++++ Information supplied ++++
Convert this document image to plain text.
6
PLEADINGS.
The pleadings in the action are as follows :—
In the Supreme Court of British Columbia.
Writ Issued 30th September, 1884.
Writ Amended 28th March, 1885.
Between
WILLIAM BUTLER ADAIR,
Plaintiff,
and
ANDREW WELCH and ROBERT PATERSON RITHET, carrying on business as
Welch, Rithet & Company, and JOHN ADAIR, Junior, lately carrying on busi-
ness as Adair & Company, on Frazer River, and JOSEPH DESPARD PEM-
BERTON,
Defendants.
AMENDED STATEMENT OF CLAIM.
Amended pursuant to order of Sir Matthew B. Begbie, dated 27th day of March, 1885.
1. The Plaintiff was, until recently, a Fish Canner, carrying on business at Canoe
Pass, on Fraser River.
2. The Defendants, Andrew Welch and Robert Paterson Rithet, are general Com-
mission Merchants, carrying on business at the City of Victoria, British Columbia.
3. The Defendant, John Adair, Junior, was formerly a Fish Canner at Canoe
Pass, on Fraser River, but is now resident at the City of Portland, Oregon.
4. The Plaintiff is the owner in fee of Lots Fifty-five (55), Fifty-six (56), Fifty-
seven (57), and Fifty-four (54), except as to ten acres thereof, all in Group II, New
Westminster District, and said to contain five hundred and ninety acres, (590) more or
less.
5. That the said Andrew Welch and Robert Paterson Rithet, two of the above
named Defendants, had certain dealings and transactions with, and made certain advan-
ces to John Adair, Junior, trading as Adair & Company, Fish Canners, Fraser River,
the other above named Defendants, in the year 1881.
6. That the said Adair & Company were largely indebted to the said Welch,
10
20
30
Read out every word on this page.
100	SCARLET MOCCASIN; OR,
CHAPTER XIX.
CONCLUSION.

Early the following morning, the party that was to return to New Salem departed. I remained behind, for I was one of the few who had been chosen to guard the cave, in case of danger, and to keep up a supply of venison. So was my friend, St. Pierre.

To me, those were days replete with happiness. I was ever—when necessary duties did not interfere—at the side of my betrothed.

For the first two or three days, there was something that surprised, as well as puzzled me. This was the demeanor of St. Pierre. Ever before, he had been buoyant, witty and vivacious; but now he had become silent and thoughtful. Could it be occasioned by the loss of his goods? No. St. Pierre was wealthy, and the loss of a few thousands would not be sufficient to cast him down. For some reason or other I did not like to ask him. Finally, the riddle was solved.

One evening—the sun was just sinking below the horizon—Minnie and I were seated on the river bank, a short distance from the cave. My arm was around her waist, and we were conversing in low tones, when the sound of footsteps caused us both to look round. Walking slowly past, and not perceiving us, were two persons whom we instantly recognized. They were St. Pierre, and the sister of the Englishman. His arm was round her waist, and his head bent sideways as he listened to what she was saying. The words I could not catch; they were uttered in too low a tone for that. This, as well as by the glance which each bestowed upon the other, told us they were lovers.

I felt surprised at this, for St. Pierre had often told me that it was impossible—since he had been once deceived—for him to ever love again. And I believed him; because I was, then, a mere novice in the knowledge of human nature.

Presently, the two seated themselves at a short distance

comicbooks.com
++++
**Do this**
Show all lines from the data above in which the word "Fraser" appears.

**Exercise answer**
Pass, on Fraser River.
Pass, on Fraser River, but is now resident at the City of Portland, Oregon.
ces to John Adair, Junior, trading as Adair & Company, Fish Canners, Fraser River,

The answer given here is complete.